Determine how many lines of the data below contain "this", then give only that number.

Items from a figure collection:
+ + + +

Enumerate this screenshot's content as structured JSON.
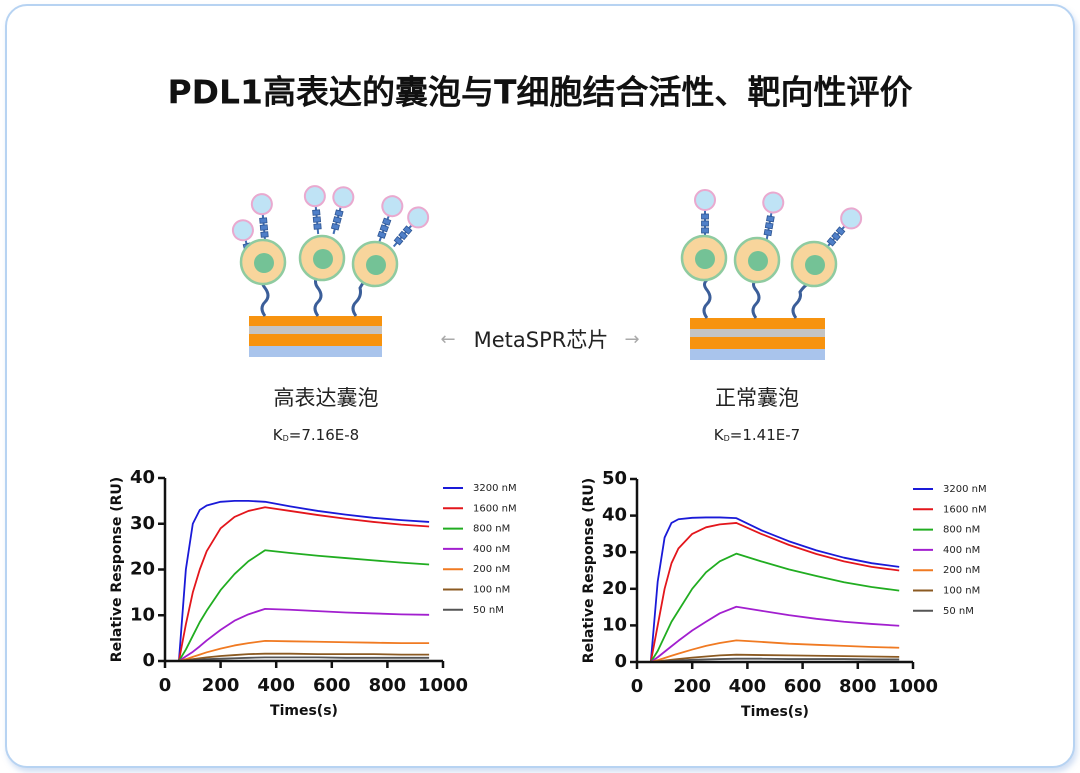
{
  "title": "PDL1高表达的囊泡与T细胞结合活性、靶向性评价",
  "chip_label": "MetaSPR芯片",
  "panels": [
    {
      "label": "高表达囊泡",
      "kd": {
        "symbol": "K",
        "subscript": "D",
        "value": "=7.16E-8"
      }
    },
    {
      "label": "正常囊泡",
      "kd": {
        "symbol": "K",
        "subscript": "D",
        "value": "=1.41E-7"
      }
    }
  ],
  "chart_data": [
    {
      "type": "line",
      "x_label": "Times(s)",
      "y_label": "Relative Response (RU)",
      "x": [
        50,
        75,
        100,
        125,
        150,
        200,
        250,
        300,
        360,
        450,
        550,
        650,
        750,
        850,
        950
      ],
      "xlim": [
        0,
        1000
      ],
      "xticks": [
        0,
        200,
        400,
        600,
        800,
        1000
      ],
      "ylim": [
        0,
        40
      ],
      "yticks": [
        0,
        10,
        20,
        30,
        40
      ],
      "legend": "right",
      "series": [
        {
          "name": "3200 nM",
          "color": "#1a1ad8",
          "values": [
            0,
            20,
            30,
            33,
            34,
            34.8,
            35,
            35,
            34.8,
            33.8,
            32.8,
            32,
            31.3,
            30.8,
            30.4
          ]
        },
        {
          "name": "1600 nM",
          "color": "#e3161c",
          "values": [
            0,
            8,
            15,
            20,
            24,
            29,
            31.5,
            32.8,
            33.6,
            32.8,
            31.9,
            31.1,
            30.4,
            29.8,
            29.4
          ]
        },
        {
          "name": "800 nM",
          "color": "#21ad21",
          "values": [
            0,
            2.5,
            5.5,
            8.5,
            11,
            15.5,
            19,
            21.8,
            24.2,
            23.6,
            23,
            22.5,
            22,
            21.5,
            21.1
          ]
        },
        {
          "name": "400 nM",
          "color": "#a21fcf",
          "values": [
            0,
            1,
            2,
            3.2,
            4.5,
            6.8,
            8.8,
            10.2,
            11.4,
            11.2,
            10.9,
            10.6,
            10.4,
            10.2,
            10.1
          ]
        },
        {
          "name": "200 nM",
          "color": "#f07a22",
          "values": [
            0,
            0.4,
            0.9,
            1.4,
            1.9,
            2.7,
            3.4,
            3.9,
            4.4,
            4.3,
            4.2,
            4.1,
            4,
            3.9,
            3.9
          ]
        },
        {
          "name": "100 nM",
          "color": "#8b5a22",
          "values": [
            0,
            0.2,
            0.4,
            0.6,
            0.8,
            1.1,
            1.3,
            1.5,
            1.6,
            1.6,
            1.5,
            1.5,
            1.5,
            1.4,
            1.4
          ]
        },
        {
          "name": "50 nM",
          "color": "#555555",
          "values": [
            0,
            0.1,
            0.2,
            0.3,
            0.4,
            0.5,
            0.6,
            0.7,
            0.8,
            0.8,
            0.8,
            0.7,
            0.7,
            0.7,
            0.7
          ]
        }
      ]
    },
    {
      "type": "line",
      "x_label": "Times(s)",
      "y_label": "Relative Response (RU)",
      "x": [
        50,
        75,
        100,
        125,
        150,
        200,
        250,
        300,
        360,
        450,
        550,
        650,
        750,
        850,
        950
      ],
      "xlim": [
        0,
        1000
      ],
      "xticks": [
        0,
        200,
        400,
        600,
        800,
        1000
      ],
      "ylim": [
        0,
        50
      ],
      "yticks": [
        0,
        10,
        20,
        30,
        40,
        50
      ],
      "legend": "right",
      "series": [
        {
          "name": "3200 nM",
          "color": "#1a1ad8",
          "values": [
            0,
            22,
            34,
            38,
            39,
            39.4,
            39.5,
            39.5,
            39.3,
            36,
            33,
            30.5,
            28.5,
            27,
            26
          ]
        },
        {
          "name": "1600 nM",
          "color": "#e3161c",
          "values": [
            0,
            10,
            20,
            27,
            31,
            35,
            36.8,
            37.6,
            38,
            35,
            32,
            29.5,
            27.5,
            26,
            25
          ]
        },
        {
          "name": "800 nM",
          "color": "#21ad21",
          "values": [
            0,
            3,
            7,
            11,
            14,
            20,
            24.5,
            27.5,
            29.6,
            27.5,
            25.3,
            23.5,
            21.8,
            20.5,
            19.5
          ]
        },
        {
          "name": "400 nM",
          "color": "#a21fcf",
          "values": [
            0,
            1.3,
            2.8,
            4.3,
            5.8,
            8.6,
            11,
            13.3,
            15.1,
            14,
            12.8,
            11.8,
            11,
            10.4,
            9.9
          ]
        },
        {
          "name": "200 nM",
          "color": "#f07a22",
          "values": [
            0,
            0.5,
            1.1,
            1.7,
            2.3,
            3.4,
            4.4,
            5.2,
            5.9,
            5.5,
            5,
            4.7,
            4.4,
            4.1,
            3.9
          ]
        },
        {
          "name": "100 nM",
          "color": "#8b5a22",
          "values": [
            0,
            0.2,
            0.4,
            0.6,
            0.8,
            1.2,
            1.5,
            1.8,
            2,
            1.9,
            1.8,
            1.7,
            1.6,
            1.5,
            1.4
          ]
        },
        {
          "name": "50 nM",
          "color": "#555555",
          "values": [
            0,
            0.1,
            0.2,
            0.3,
            0.4,
            0.6,
            0.7,
            0.8,
            0.9,
            0.9,
            0.8,
            0.8,
            0.8,
            0.7,
            0.7
          ]
        }
      ]
    }
  ]
}
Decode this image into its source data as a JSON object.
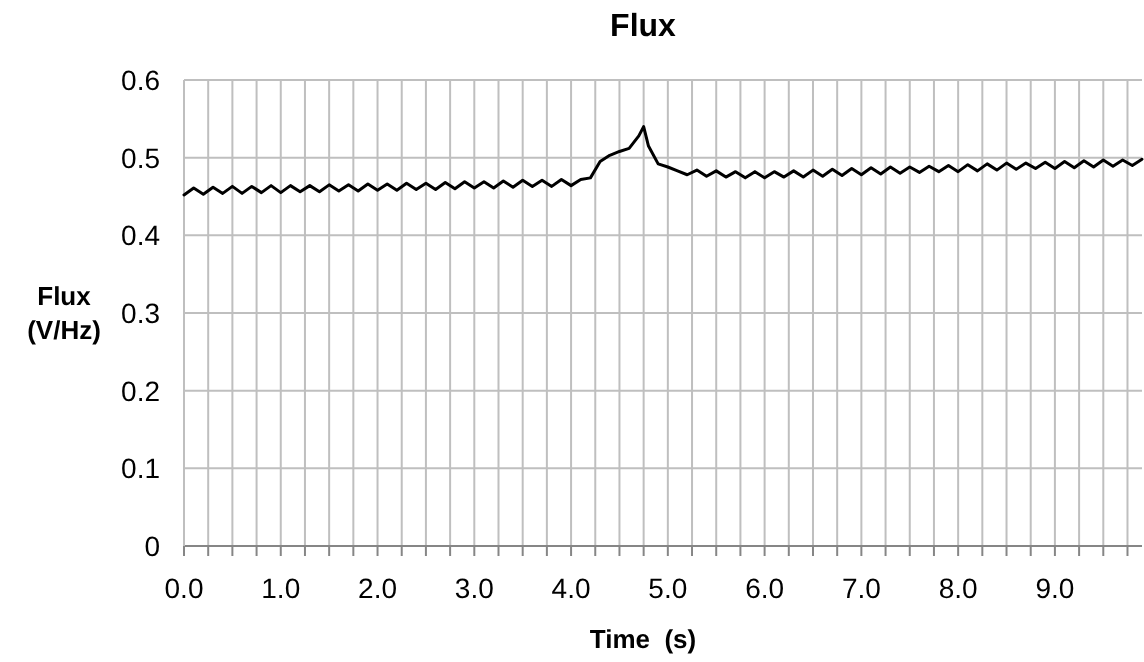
{
  "chart_data": {
    "type": "line",
    "title": "Flux",
    "xlabel": "Time  (s)",
    "ylabel": "Flux (V/Hz)",
    "xlim": [
      0,
      9.9
    ],
    "ylim": [
      0,
      0.6
    ],
    "yticks": [
      0,
      0.1,
      0.2,
      0.3,
      0.4,
      0.5,
      0.6
    ],
    "xticks": [
      {
        "value": 0,
        "label": "0.0"
      },
      {
        "value": 0.25,
        "label": null
      },
      {
        "value": 0.5,
        "label": null
      },
      {
        "value": 0.75,
        "label": null
      },
      {
        "value": 1,
        "label": "1.0"
      },
      {
        "value": 1.25,
        "label": null
      },
      {
        "value": 1.5,
        "label": null
      },
      {
        "value": 1.75,
        "label": null
      },
      {
        "value": 2,
        "label": "2.0"
      },
      {
        "value": 2.25,
        "label": null
      },
      {
        "value": 2.5,
        "label": null
      },
      {
        "value": 2.75,
        "label": null
      },
      {
        "value": 3,
        "label": "3.0"
      },
      {
        "value": 3.25,
        "label": null
      },
      {
        "value": 3.5,
        "label": null
      },
      {
        "value": 3.75,
        "label": null
      },
      {
        "value": 4,
        "label": "4.0"
      },
      {
        "value": 4.25,
        "label": null
      },
      {
        "value": 4.5,
        "label": null
      },
      {
        "value": 4.75,
        "label": null
      },
      {
        "value": 5,
        "label": "5.0"
      },
      {
        "value": 5.25,
        "label": null
      },
      {
        "value": 5.5,
        "label": null
      },
      {
        "value": 5.75,
        "label": null
      },
      {
        "value": 6,
        "label": "6.0"
      },
      {
        "value": 6.25,
        "label": null
      },
      {
        "value": 6.5,
        "label": null
      },
      {
        "value": 6.75,
        "label": null
      },
      {
        "value": 7,
        "label": "7.0"
      },
      {
        "value": 7.25,
        "label": null
      },
      {
        "value": 7.5,
        "label": null
      },
      {
        "value": 7.75,
        "label": null
      },
      {
        "value": 8,
        "label": "8.0"
      },
      {
        "value": 8.25,
        "label": null
      },
      {
        "value": 8.5,
        "label": null
      },
      {
        "value": 8.75,
        "label": null
      },
      {
        "value": 9,
        "label": "9.0"
      },
      {
        "value": 9.25,
        "label": null
      },
      {
        "value": 9.5,
        "label": null
      },
      {
        "value": 9.75,
        "label": null
      }
    ],
    "grid": true,
    "marker": "none",
    "line_style": "solid",
    "x": [
      0,
      0.1,
      0.2,
      0.3,
      0.4,
      0.5,
      0.6,
      0.7,
      0.8,
      0.9,
      1,
      1.1,
      1.2,
      1.3,
      1.4,
      1.5,
      1.6,
      1.7,
      1.8,
      1.9,
      2,
      2.1,
      2.2,
      2.3,
      2.4,
      2.5,
      2.6,
      2.7,
      2.8,
      2.9,
      3,
      3.1,
      3.2,
      3.3,
      3.4,
      3.5,
      3.6,
      3.7,
      3.8,
      3.9,
      4,
      4.1,
      4.2,
      4.3,
      4.4,
      4.5,
      4.6,
      4.7,
      4.75,
      4.8,
      4.9,
      5,
      5.1,
      5.2,
      5.3,
      5.4,
      5.5,
      5.6,
      5.7,
      5.8,
      5.9,
      6,
      6.1,
      6.2,
      6.3,
      6.4,
      6.5,
      6.6,
      6.7,
      6.8,
      6.9,
      7,
      7.1,
      7.2,
      7.3,
      7.4,
      7.5,
      7.6,
      7.7,
      7.8,
      7.9,
      8,
      8.1,
      8.2,
      8.3,
      8.4,
      8.5,
      8.6,
      8.7,
      8.8,
      8.9,
      9,
      9.1,
      9.2,
      9.3,
      9.4,
      9.5,
      9.6,
      9.7,
      9.8,
      9.9
    ],
    "series": [
      {
        "color": "#000000",
        "values": [
          0.452,
          0.461,
          0.453,
          0.462,
          0.454,
          0.463,
          0.454,
          0.463,
          0.455,
          0.464,
          0.455,
          0.464,
          0.456,
          0.464,
          0.456,
          0.465,
          0.457,
          0.465,
          0.457,
          0.466,
          0.458,
          0.466,
          0.458,
          0.467,
          0.459,
          0.467,
          0.459,
          0.468,
          0.46,
          0.469,
          0.461,
          0.469,
          0.461,
          0.47,
          0.462,
          0.471,
          0.463,
          0.471,
          0.463,
          0.472,
          0.464,
          0.472,
          0.474,
          0.495,
          0.503,
          0.508,
          0.512,
          0.528,
          0.54,
          0.515,
          0.492,
          0.488,
          0.483,
          0.478,
          0.484,
          0.476,
          0.483,
          0.475,
          0.482,
          0.474,
          0.482,
          0.474,
          0.482,
          0.475,
          0.483,
          0.475,
          0.484,
          0.476,
          0.485,
          0.477,
          0.486,
          0.478,
          0.487,
          0.479,
          0.488,
          0.48,
          0.488,
          0.481,
          0.489,
          0.482,
          0.49,
          0.482,
          0.491,
          0.483,
          0.492,
          0.484,
          0.493,
          0.485,
          0.493,
          0.486,
          0.494,
          0.486,
          0.495,
          0.487,
          0.496,
          0.488,
          0.497,
          0.489,
          0.497,
          0.49,
          0.498
        ]
      }
    ]
  }
}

+ + + +

Answer below => 2